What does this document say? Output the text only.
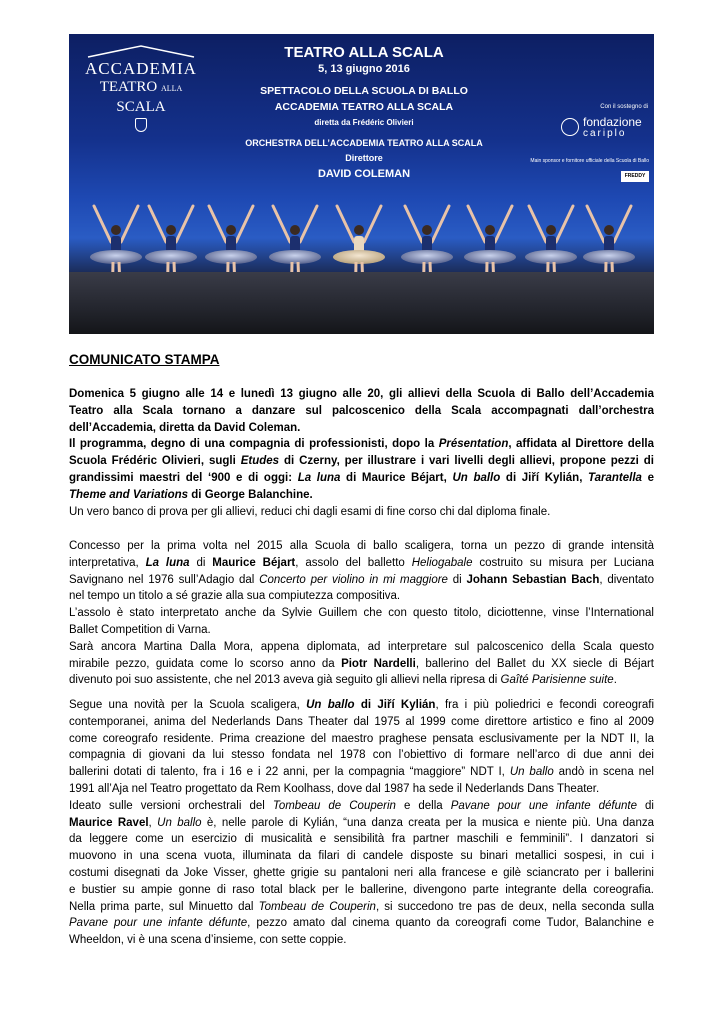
ACCADEMIA
TEATRO ALLA SCALA
TEATRO ALLA SCALA
5, 13 giugno 2016
SPETTACOLO DELLA SCUOLA DI BALLO
ACCADEMIA TEATRO ALLA SCALA
diretta da Frédéric Olivieri
ORCHESTRA DELL’ACCADEMIA TEATRO ALLA SCALA
Direttore
DAVID COLEMAN
Con il sostegno di
fondazione
cariplo
Main sponsor e fornitore ufficiale della Scuola di Ballo
FREDDY
COMUNICATO STAMPA
Domenica 5 giugno alle 14 e lunedì 13 giugno alle 20, gli allievi della Scuola di Ballo dell’Accademia
Teatro alla Scala tornano a danzare sul palcoscenico della Scala accompagnati dall’orchestra
dell’Accademia, diretta da David Coleman.
Il programma, degno di una compagnia di professionisti, dopo la Présentation, affidata al Direttore della
Scuola Frédéric Olivieri, sugli Etudes di Czerny, per illustrare i vari livelli degli allievi, propone pezzi di
grandissimi maestri del ‘900 e di oggi: La luna di Maurice Béjart, Un ballo di Jiří Kylián, Tarantella e
Theme and Variations di George Balanchine.
Un vero banco di prova per gli allievi, reduci chi dagli esami di fine corso chi dal diploma finale.
Concesso per la prima volta nel 2015 alla Scuola di ballo scaligera, torna un pezzo di grande intensità
interpretativa, La luna di Maurice Béjart, assolo del balletto Heliogabale costruito su misura per Luciana
Savignano nel 1976 sull’Adagio dal Concerto per violino in mi maggiore di Johann Sebastian Bach, diventato
nel tempo un titolo a sé grazie alla sua compiutezza compositiva.
L’assolo è stato interpretato anche da Sylvie Guillem che con questo titolo, diciottenne, vinse l’International
Ballet Competition di Varna.
Sarà ancora Martina Dalla Mora, appena diplomata, ad interpretare sul palcoscenico della Scala questo
mirabile pezzo, guidata come lo scorso anno da Piotr Nardelli, ballerino del Ballet du XX siecle di Béjart
divenuto poi suo assistente, che nel 2013 aveva già seguito gli allievi nella ripresa di Gaîté Parisienne suite.
Segue una novità per la Scuola scaligera, Un ballo di Jiří Kylián, fra i più poliedrici e fecondi coreografi
contemporanei, anima del Nederlands Dans Theater dal 1975 al 1999 come direttore artistico e fino al 2009
come coreografo residente. Prima creazione del maestro praghese pensata esclusivamente per la NDT II, la
compagnia di giovani da lui stesso fondata nel 1978 con l’obiettivo di formare nell’arco di due anni dei
ballerini dotati di talento, fra i 16 e i 22 anni, per la compagnia “maggiore” NDT I, Un ballo andò in scena nel
1991 all’Aja nel Teatro progettato da Rem Koolhass, dove dal 1987 ha sede il Nederlands Dans Theater.
Ideato sulle versioni orchestrali del Tombeau de Couperin e della Pavane pour une infante défunte di
Maurice Ravel, Un ballo è, nelle parole di Kylián, “una danza creata per la musica e niente più. Una danza
da leggere come un esercizio di musicalità e sensibilità fra partner maschili e femminili”. I danzatori si
muovono in una scena vuota, illuminata da filari di candele disposte su binari metallici sospesi, in cui i
costumi disegnati da Joke Visser, ghette grigie su pantaloni neri alla francese e gilè sciancrato per i ballerini
e bustier su ampie gonne di raso total black per le ballerine, divengono parte integrante della coreografia.
Nella prima parte, sul Minuetto dal Tombeau de Couperin, si succedono tre pas de deux, nella seconda sulla
Pavane pour une infante défunte, pezzo amato dal cinema quanto da coreografi come Tudor, Balanchine e
Wheeldon, vi è una scena d’insieme, con sette coppie.
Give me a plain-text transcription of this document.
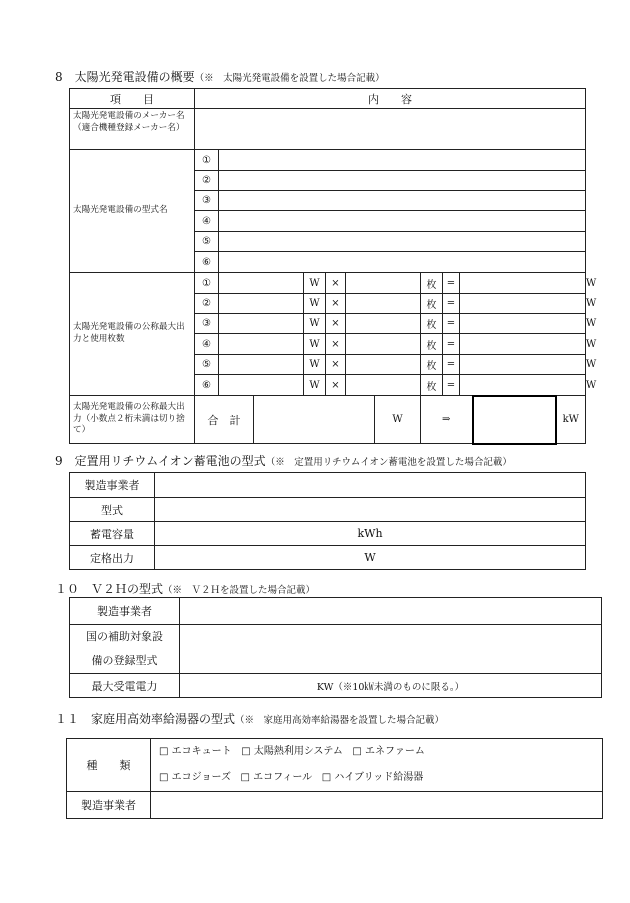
8　太陽光発電設備の概要（※　太陽光発電設備を設置した場合記載）
項　　目	内　　容												
太陽光発電設備のメーカー名（適合機種登録メーカー名）													
太陽光発電設備の型式名	①												
	②												
	③												
	④												
	⑤												
	⑥												
太陽光発電設備の公称最大出力と使用枚数	①			W	×			枚	=				W
	②			W	×			枚	=				W
	③			W	×			枚	=				W
	④			W	×			枚	=				W
	⑤			W	×			枚	=				W
	⑥			W	×			枚	=				W
太陽光発電設備の公称最大出力（小数点２桁未満は切り捨て）	合　計						W	⇒				kW	
9　定置用リチウムイオン蓄電池の型式（※　定置用リチウムイオン蓄電池を設置した場合記載）
製造事業者	
型式	
蓄電容量	kWh
定格出力	W
１０　Ｖ２Ｈの型式（※　Ｖ２Ｈを設置した場合記載）
製造事業者	

国の補助対象設
備の登録型式	

最大受電電力	KW（※10㎾未満のものに限る。）
１１　家庭用高効率給湯器の型式（※　家庭用高効率給湯器を設置した場合記載）
種　　類	□ エコキュート □ 太陽熱利用システム □ エネファーム
□ エコジョーズ □ エコフィール □ ハイブリッド給湯器

製造事業者	
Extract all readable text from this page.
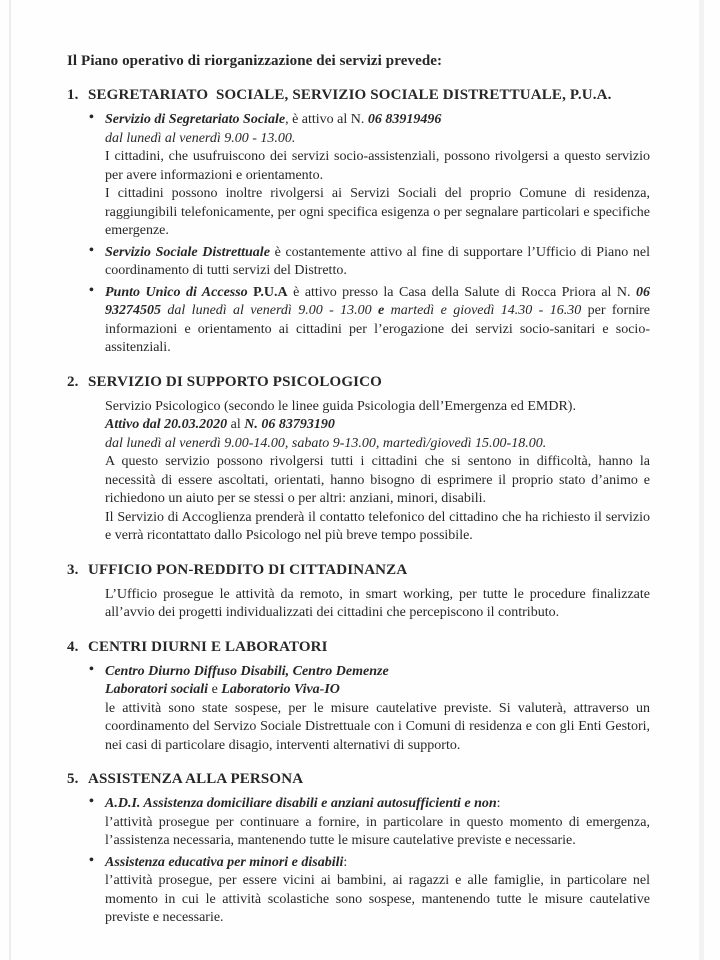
Il Piano operativo di riorganizzazione dei servizi prevede:
1. SEGRETARIATO  SOCIALE, SERVIZIO SOCIALE DISTRETTUALE, P.U.A.
• Servizio di Segretariato Sociale, è attivo al N. 06 83919496

dal lunedì al venerdì 9.00 - 13.00.

I cittadini, che usufruiscono dei servizi socio-assistenziali, possono rivolgersi a questo servizio per avere informazioni e orientamento.

I cittadini possono inoltre rivolgersi ai Servizi Sociali del proprio Comune di residenza, raggiungibili telefonicamente, per ogni specifica esigenza o per segnalare particolari e specifiche emergenze.

• Servizio Sociale Distrettuale è costantemente attivo al fine di supportare l’Ufficio di Piano nel coordinamento di tutti servizi del Distretto.

• Punto Unico di Accesso P.U.A è attivo presso la Casa della Salute di Rocca Priora al N. 06 93274505 dal lunedì al venerdì 9.00 - 13.00 e martedì e giovedì 14.30 - 16.30 per fornire informazioni e orientamento ai cittadini per l’erogazione dei servizi socio-sanitari e socio-assitenziali.

2. SERVIZIO DI SUPPORTO PSICOLOGICO

Servizio Psicologico (secondo le linee guida Psicologia dell’Emergenza ed EMDR).

Attivo dal 20.03.2020 al N. 06 83793190

dal lunedì al venerdì 9.00-14.00, sabato 9-13.00, martedì/giovedì 15.00-18.00.

A questo servizio possono rivolgersi tutti i cittadini che si sentono in difficoltà, hanno la necessità di essere ascoltati, orientati, hanno bisogno di esprimere il proprio stato d’animo e richiedono un aiuto per se stessi o per altri: anziani, minori, disabili.

Il Servizio di Accoglienza prenderà il contatto telefonico del cittadino che ha richiesto il servizio e verrà ricontattato dallo Psicologo nel più breve tempo possibile.

3. UFFICIO PON-REDDITO DI CITTADINANZA

L’Ufficio prosegue le attività da remoto, in smart working, per tutte le procedure finalizzate all’avvio dei progetti individualizzati dei cittadini che percepiscono il contributo.

4. CENTRI DIURNI E LABORATORI
• Centro Diurno Diffuso Disabili, Centro Demenze

Laboratori sociali e Laboratorio Viva-IO

le attività sono state sospese, per le misure cautelative previste. Si valuterà, attraverso un coordinamento del Servizo Sociale Distrettuale con i Comuni di residenza e con gli Enti Gestori, nei casi di particolare disagio, interventi alternativi di supporto.

5. ASSISTENZA ALLA PERSONA
• A.D.I. Assistenza domiciliare disabili e anziani autosufficienti e non:

l’attività prosegue per continuare a fornire, in particolare in questo momento di emergenza, l’assistenza necessaria, mantenendo tutte le misure cautelative previste e necessarie.

• Assistenza educativa per minori e disabili:

l’attività prosegue, per essere vicini ai bambini, ai ragazzi e alle famiglie, in particolare nel momento in cui le attività scolastiche sono sospese, mantenendo tutte le misure cautelative previste e necessarie.
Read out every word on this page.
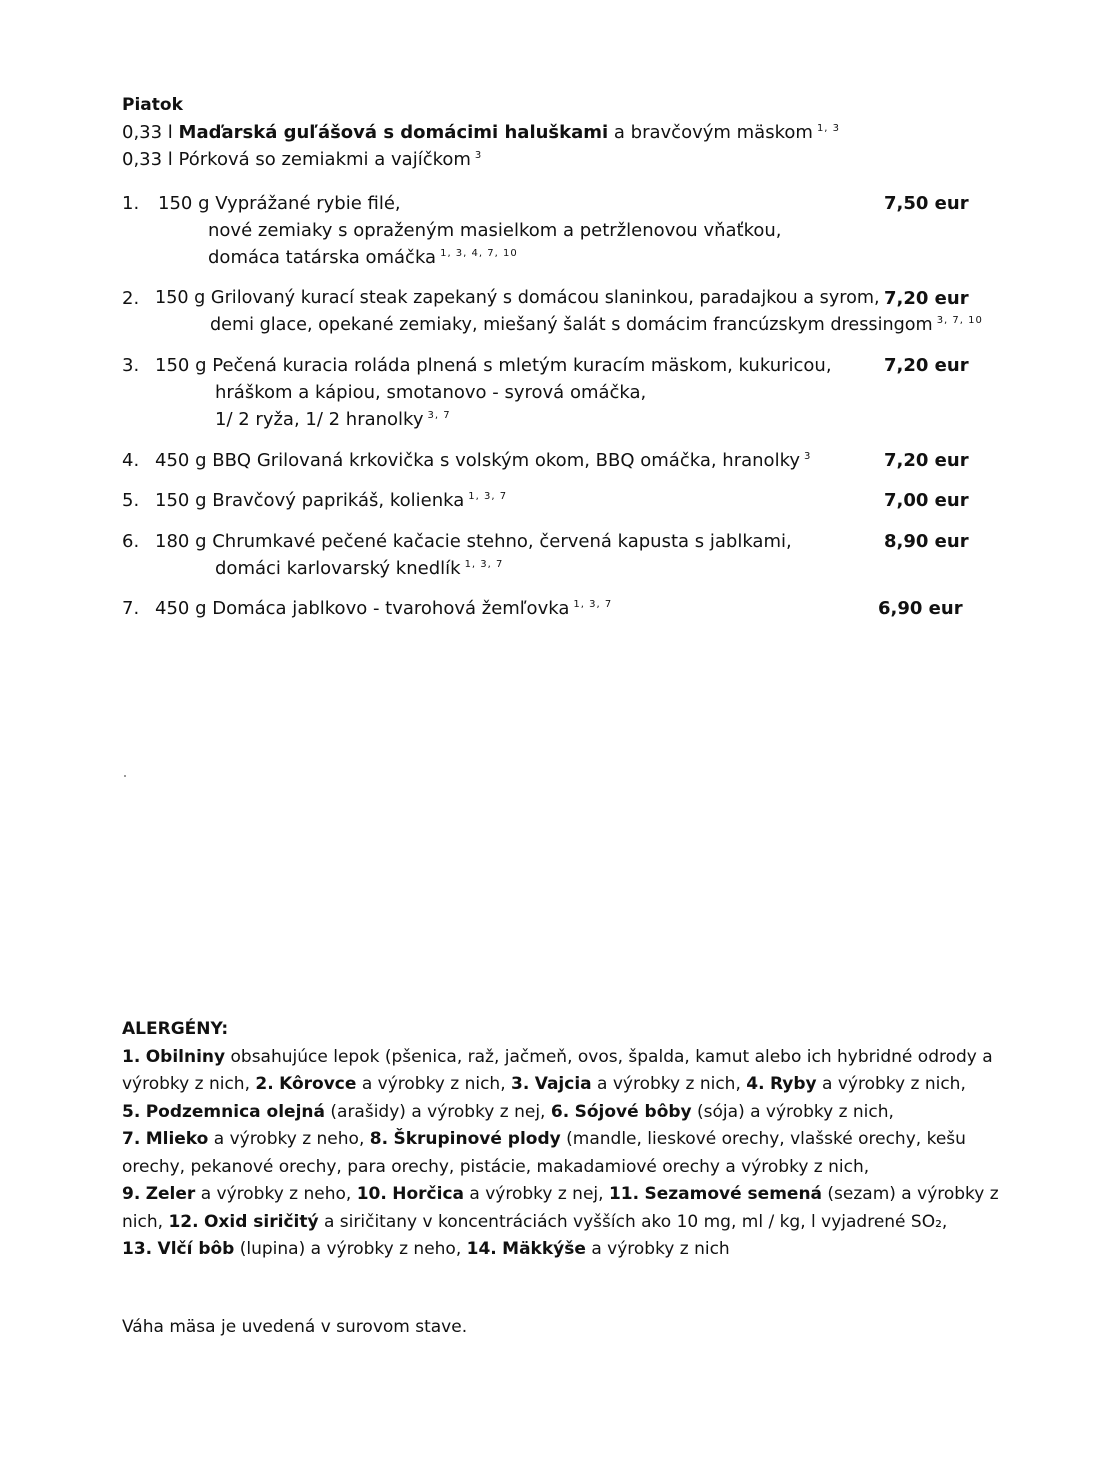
Piatok
0,33 l Maďarská guľášová s domácimi haluškami a bravčovým mäskom $^{1, 3}$
0,33 l Pórková so zemiakmi a vajíčkom $^3$
1. 150 g Vyprážané rybie filé,
nové zemiaky s opraženým masielkom a petržlenovou vňaťkou,
domáca tatárska omáčka $^{1, 3, 4, 7, 10}$
7,50 eur
2. 150 g Grilovaný kurací steak zapekaný s domácou slaninkou, paradajkou a syrom,
demi glace, opekané zemiaky, miešaný šalát s domácim francúzskym dressingom $^{3, 7, 10}$
7,20 eur
3. 150 g Pečená kuracia roláda plnená s mletým kuracím mäskom, kukuricou,
hráškom a kápiou, smotanovo - syrová omáčka,
1/ 2 ryža, 1/ 2 hranolky $^{3, 7}$
7,20 eur
4. 450 g BBQ Grilovaná krkovička s volským okom, BBQ omáčka, hranolky $^3$	7,20 eur
5. 150 g Bravčový paprikáš, kolienka $^{1, 3, 7}$	7,00 eur
6. 180 g Chrumkavé pečené kačacie stehno, červená kapusta s jablkami,
domáci karlovarský knedlík $^{1, 3, 7}$
8,90 eur
7. 450 g Domáca jablkovo - tvarohová žemľovka $^{1, 3, 7}$	6,90 eur

ALERGÉNY:

1. Obilniny obsahujúce lepok (pšenica, raž, jačmeň, ovos, špalda, kamut alebo ich hybridné odrody a výrobky z nich, 2. Kôrovce a výrobky z nich, 3. Vajcia a výrobky z nich, 4. Ryby a výrobky z nich,
5. Podzemnica olejná (arašidy) a výrobky z nej, 6. Sójové bôby (sója) a výrobky z nich,
7. Mlieko a výrobky z neho, 8. Škrupinové plody (mandle, lieskové orechy, vlašské orechy, kešu orechy, pekanové orechy, para orechy, pistácie, makadamiové orechy a výrobky z nich,
9. Zeler a výrobky z neho, 10. Horčica a výrobky z nej, 11. Sezamové semená (sezam) a výrobky z nich, 12. Oxid siričitý a siričitany v koncentráciách vyšších ako 10 mg, ml / kg, l vyjadrené SO₂,
13. Vlčí bôb (lupina) a výrobky z neho, 14. Mäkkýše a výrobky z nich

Váha mäsa je uvedená v surovom stave.
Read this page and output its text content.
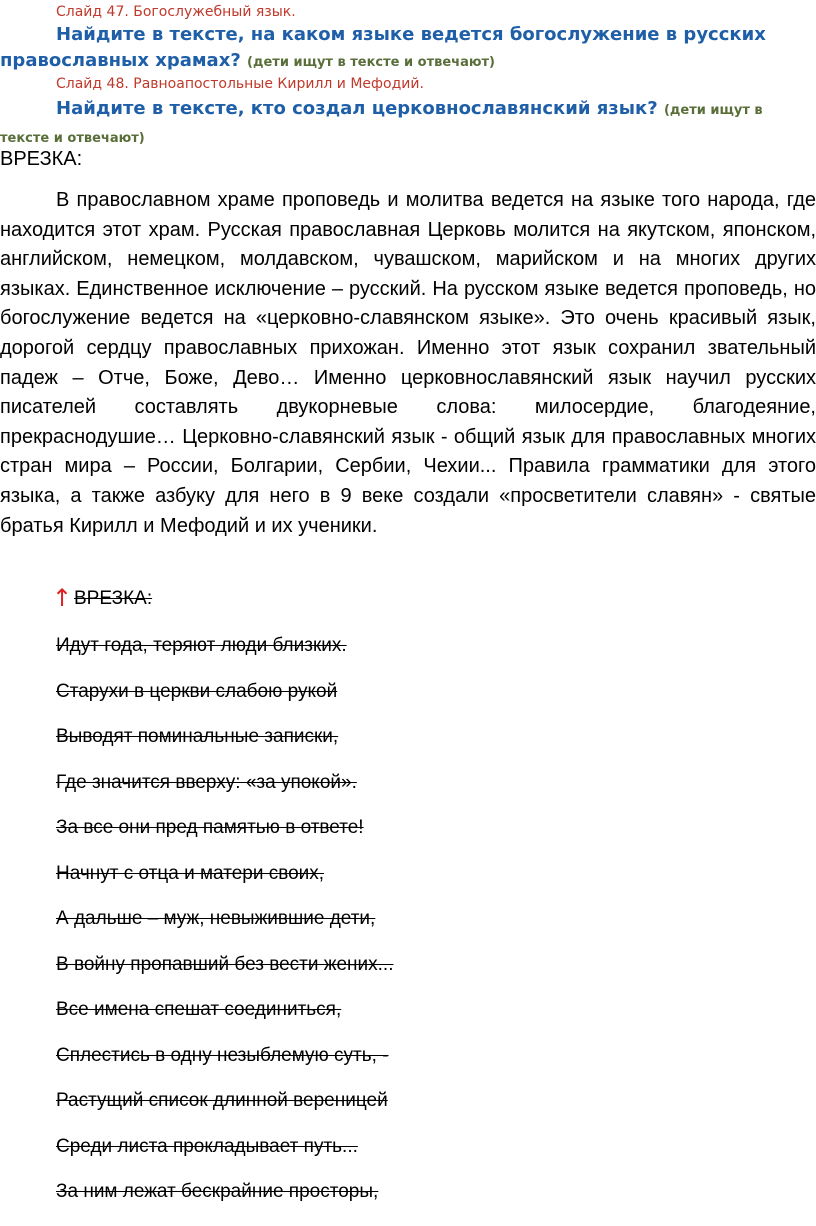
Слайд 47. Богослужебный язык.
Найдите в тексте, на каком языке ведется богослужение в русских православных храмах? (дети ищут в тексте и отвечают)
Слайд 48. Равноапостольные Кирилл и Мефодий.
Найдите в тексте, кто создал церковнославянский язык? (дети ищут в тексте и отвечают)
ВРЕЗКА:

В православном храме проповедь и молитва ведется на языке того народа, где находится этот храм. Русская православная Церковь молится на якутском, японском, английском, немецком, молдавском, чувашском, марийском и на многих других языках. Единственное исключение – русский. На русском языке ведется проповедь, но богослужение ведется на «церковно-славянском языке». Это очень красивый язык, дорогой сердцу православных прихожан. Именно этот язык сохранил звательный падеж – Отче, Боже, Дево… Именно церковнославянский язык научил русских писателей составлять двукорневые слова: милосердие, благодеяние, прекраснодушие… Церковно-славянский язык - общий язык для православных многих стран мира – России, Болгарии, Сербии, Чехии... Правила грамматики для этого языка, а также азбуку для него в 9 веке создали «просветители славян» - святые братья Кирилл и Мефодий и их ученики.

↑ ВРЕЗКА:
Идут года, теряют люди близких.
Старухи в церкви слабою рукой
Выводят поминальные записки,
Где значится вверху: «за упокой».
За все они пред памятью в ответе!
Начнут с отца и матери своих,
А дальше – муж, невыжившие дети,
В войну пропавший без вести жених...
Все имена спешат соединиться,
Сплестись в одну незыблемую суть, -
Растущий список длинной вереницей
Среди листа прокладывает путь...
За ним лежат бескрайние просторы,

— PROBLEM DESCRIPTION —
Scan the material above. Extract every line in which the word "nich" occurs.

— TASK RESPONSE —
1. Obilniny obsahujúce lepok (pšenica, raž, jačmeň, ovos, špalda, kamut alebo ich hybridné odrody a výrobky z nich, 2. Kôrovce a výrobky z nich, 3. Vajcia a výrobky z nich, 4. Ryby a výrobky z nich,
5. Podzemnica olejná (arašidy) a výrobky z nej, 6. Sójové bôby (sója) a výrobky z nich,
7. Mlieko a výrobky z neho, 8. Škrupinové plody (mandle, lieskové orechy, vlašské orechy, kešu orechy, pekanové orechy, para orechy, pistácie, makadamiové orechy a výrobky z nich,
9. Zeler a výrobky z neho, 10. Horčica a výrobky z nej, 11. Sezamové semená (sezam) a výrobky z nich, 12. Oxid siričitý a siričitany v koncentráciách vyšších ako 10 mg, ml / kg, l vyjadrené SO₂,
13. Vlčí bôb (lupina) a výrobky z neho, 14. Mäkkýše a výrobky z nich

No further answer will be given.